• WHAT YOU SHOULD DO
Reproduce exactly the lines from the one containing "Decode this image" through the last line of the records below, both included, and nothing else.

(Stored entries)
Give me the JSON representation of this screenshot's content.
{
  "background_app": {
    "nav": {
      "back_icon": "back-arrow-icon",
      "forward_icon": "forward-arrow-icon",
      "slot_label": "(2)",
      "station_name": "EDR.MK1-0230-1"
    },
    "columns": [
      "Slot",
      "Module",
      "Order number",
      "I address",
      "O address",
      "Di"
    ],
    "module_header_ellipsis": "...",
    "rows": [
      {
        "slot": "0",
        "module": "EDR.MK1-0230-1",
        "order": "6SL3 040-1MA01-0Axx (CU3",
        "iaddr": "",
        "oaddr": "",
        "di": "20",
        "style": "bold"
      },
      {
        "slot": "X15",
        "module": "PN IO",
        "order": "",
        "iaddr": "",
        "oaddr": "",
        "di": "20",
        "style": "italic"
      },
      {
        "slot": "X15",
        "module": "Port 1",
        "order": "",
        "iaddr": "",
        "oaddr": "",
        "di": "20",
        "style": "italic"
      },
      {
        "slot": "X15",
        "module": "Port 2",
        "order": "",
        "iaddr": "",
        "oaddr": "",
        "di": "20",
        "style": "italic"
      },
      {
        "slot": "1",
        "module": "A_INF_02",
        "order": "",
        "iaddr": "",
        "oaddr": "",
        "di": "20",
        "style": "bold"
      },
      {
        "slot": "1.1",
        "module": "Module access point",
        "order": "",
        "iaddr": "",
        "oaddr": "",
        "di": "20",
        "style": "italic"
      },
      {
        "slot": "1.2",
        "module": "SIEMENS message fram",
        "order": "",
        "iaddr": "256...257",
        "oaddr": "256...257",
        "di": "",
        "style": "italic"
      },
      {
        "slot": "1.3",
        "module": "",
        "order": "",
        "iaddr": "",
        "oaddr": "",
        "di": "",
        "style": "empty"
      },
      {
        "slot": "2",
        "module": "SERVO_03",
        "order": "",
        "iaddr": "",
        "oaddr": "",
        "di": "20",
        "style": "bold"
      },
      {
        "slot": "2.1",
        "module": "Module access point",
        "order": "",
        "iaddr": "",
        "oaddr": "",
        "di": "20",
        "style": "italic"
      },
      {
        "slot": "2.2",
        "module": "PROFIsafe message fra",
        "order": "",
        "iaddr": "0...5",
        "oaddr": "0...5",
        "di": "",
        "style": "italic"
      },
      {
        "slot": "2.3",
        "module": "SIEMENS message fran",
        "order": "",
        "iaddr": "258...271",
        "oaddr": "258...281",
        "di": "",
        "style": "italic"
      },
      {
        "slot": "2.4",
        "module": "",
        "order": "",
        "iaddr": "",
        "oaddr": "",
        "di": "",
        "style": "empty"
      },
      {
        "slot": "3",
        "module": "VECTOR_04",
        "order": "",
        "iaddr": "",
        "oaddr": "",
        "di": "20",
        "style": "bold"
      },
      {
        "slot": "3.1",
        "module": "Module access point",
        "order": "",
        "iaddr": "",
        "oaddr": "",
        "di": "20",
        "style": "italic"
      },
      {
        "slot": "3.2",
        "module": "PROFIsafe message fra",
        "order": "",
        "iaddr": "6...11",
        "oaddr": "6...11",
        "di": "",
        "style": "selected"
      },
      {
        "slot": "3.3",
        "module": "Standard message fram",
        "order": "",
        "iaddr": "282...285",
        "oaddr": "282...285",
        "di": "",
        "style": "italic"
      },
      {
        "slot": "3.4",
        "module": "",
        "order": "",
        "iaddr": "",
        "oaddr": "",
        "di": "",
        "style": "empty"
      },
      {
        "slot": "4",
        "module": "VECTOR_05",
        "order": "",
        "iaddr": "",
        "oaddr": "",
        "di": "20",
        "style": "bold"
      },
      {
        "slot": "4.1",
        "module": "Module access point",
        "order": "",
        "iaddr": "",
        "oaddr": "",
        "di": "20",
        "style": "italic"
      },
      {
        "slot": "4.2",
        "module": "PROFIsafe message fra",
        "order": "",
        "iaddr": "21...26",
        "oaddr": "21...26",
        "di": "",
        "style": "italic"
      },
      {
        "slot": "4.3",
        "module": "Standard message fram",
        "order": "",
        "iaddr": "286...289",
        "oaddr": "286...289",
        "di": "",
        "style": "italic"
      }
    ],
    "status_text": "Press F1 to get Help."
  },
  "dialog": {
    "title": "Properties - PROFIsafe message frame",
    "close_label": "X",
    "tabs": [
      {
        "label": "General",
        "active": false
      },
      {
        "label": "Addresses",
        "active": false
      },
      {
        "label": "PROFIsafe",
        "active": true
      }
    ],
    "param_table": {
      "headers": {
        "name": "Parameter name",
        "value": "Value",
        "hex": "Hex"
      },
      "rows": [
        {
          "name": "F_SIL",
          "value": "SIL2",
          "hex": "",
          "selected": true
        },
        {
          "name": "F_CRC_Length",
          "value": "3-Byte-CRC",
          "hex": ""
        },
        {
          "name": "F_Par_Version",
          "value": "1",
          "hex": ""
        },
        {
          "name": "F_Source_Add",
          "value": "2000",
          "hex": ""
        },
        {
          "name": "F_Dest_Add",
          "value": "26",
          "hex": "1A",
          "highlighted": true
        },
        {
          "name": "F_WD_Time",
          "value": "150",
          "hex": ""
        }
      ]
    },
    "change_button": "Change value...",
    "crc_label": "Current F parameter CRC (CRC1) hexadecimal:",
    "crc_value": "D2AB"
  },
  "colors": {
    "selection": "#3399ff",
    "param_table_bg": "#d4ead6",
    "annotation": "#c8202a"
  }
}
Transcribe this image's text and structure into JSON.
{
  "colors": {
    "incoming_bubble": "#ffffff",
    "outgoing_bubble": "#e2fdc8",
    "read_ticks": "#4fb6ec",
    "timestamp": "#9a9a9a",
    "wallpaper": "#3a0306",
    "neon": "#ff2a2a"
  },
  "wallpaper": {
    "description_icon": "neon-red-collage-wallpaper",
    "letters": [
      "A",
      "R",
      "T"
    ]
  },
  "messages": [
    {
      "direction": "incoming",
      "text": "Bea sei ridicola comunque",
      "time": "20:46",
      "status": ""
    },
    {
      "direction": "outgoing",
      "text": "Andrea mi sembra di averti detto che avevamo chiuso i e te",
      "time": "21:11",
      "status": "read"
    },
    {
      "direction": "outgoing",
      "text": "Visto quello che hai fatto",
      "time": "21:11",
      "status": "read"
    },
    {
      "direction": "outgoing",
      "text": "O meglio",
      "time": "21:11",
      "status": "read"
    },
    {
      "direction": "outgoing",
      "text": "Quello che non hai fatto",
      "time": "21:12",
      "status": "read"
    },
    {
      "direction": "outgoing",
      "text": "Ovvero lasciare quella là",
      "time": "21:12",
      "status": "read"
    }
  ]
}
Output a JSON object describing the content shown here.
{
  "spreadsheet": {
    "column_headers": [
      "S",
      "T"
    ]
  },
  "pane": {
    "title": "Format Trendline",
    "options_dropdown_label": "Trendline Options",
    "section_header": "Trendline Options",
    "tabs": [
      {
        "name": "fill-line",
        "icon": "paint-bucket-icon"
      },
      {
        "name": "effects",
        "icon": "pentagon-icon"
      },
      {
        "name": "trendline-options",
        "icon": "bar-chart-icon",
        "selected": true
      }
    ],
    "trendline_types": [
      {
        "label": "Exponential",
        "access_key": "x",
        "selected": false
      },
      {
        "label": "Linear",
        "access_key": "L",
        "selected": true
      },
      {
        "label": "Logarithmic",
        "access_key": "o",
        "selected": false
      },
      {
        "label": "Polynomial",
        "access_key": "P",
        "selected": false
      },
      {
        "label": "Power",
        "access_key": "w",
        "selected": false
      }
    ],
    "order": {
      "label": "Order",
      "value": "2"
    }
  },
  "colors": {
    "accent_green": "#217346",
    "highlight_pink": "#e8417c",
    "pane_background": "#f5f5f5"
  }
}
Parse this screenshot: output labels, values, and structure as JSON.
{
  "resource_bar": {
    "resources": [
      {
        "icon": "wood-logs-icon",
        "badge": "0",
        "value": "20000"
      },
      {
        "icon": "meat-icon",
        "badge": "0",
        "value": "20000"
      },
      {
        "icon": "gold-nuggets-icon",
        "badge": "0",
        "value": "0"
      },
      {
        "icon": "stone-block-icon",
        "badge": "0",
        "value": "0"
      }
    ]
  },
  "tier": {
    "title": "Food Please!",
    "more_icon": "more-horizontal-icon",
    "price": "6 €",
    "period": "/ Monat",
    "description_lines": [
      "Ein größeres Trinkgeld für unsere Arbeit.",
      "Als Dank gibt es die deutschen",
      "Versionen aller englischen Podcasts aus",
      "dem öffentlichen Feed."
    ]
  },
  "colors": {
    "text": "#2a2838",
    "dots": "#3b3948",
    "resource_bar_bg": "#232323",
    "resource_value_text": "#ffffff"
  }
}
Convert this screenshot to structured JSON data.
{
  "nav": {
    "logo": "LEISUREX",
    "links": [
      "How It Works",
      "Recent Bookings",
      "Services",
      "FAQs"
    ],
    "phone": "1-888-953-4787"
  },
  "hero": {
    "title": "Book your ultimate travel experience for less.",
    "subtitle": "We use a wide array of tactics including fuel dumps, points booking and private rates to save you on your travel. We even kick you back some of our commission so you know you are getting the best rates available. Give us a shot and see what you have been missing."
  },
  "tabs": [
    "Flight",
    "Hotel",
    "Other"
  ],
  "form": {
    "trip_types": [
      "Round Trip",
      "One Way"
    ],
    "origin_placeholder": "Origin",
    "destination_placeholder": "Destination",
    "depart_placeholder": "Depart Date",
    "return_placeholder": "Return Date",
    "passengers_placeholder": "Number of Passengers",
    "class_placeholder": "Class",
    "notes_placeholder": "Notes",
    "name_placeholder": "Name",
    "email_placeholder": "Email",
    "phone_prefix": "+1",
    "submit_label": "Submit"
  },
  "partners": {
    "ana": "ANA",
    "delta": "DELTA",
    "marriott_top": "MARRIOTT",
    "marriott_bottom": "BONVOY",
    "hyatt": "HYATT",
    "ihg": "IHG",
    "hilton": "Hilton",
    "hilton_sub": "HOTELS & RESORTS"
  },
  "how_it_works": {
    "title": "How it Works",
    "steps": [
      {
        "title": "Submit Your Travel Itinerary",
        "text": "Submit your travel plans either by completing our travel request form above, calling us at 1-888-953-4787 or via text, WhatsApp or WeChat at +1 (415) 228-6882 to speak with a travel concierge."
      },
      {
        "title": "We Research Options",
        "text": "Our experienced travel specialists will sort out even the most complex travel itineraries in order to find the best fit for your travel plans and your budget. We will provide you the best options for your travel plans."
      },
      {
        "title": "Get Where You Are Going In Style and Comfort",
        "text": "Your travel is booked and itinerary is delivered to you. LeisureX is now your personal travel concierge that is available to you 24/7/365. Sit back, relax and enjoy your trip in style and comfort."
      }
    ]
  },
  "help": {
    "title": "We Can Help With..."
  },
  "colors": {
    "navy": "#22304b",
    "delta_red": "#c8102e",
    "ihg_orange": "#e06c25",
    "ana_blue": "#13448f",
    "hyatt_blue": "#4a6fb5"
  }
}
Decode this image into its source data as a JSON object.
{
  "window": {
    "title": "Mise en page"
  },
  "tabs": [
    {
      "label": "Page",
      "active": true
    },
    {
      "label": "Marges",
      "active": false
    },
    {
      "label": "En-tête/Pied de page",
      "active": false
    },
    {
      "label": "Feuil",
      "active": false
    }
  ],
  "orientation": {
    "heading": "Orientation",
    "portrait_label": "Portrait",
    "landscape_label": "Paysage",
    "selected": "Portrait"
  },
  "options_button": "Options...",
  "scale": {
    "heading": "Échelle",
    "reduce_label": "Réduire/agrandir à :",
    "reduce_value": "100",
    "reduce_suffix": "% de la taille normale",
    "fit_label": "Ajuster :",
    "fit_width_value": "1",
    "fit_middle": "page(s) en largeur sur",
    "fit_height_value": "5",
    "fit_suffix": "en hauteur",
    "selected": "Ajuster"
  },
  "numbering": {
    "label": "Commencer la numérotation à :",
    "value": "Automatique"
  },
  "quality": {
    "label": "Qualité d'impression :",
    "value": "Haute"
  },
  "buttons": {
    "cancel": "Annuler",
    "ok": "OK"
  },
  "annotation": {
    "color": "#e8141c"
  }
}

• SOLUTION TO THIS PROBLEM
Decode this image into its source data as a JSON object.
{
  "window": {
    "title": "Mise en page"
  },
  "tabs": [
    {
      "label": "Page",
      "active": true
    },
    {
      "label": "Marges",
      "active": false
    },
    {
      "label": "En-tête/Pied de page",
      "active": false
    },
    {
      "label": "Feuil",
      "active": false
    }
  ],
  "orientation": {
    "heading": "Orientation",
    "portrait_label": "Portrait",
    "landscape_label": "Paysage",
    "selected": "Portrait"
  },
  "options_button": "Options...",
  "scale": {
    "heading": "Échelle",
    "reduce_label": "Réduire/agrandir à :",
    "reduce_value": "100",
    "reduce_suffix": "% de la taille normale",
    "fit_label": "Ajuster :",
    "fit_width_value": "1",
    "fit_middle": "page(s) en largeur sur",
    "fit_height_value": "5",
    "fit_suffix": "en hauteur",
    "selected": "Ajuster"
  },
  "numbering": {
    "label": "Commencer la numérotation à :",
    "value": "Automatique"
  },
  "quality": {
    "label": "Qualité d'impression :",
    "value": "Haute"
  },
  "buttons": {
    "cancel": "Annuler",
    "ok": "OK"
  },
  "annotation": {
    "color": "#e8141c"
  }
}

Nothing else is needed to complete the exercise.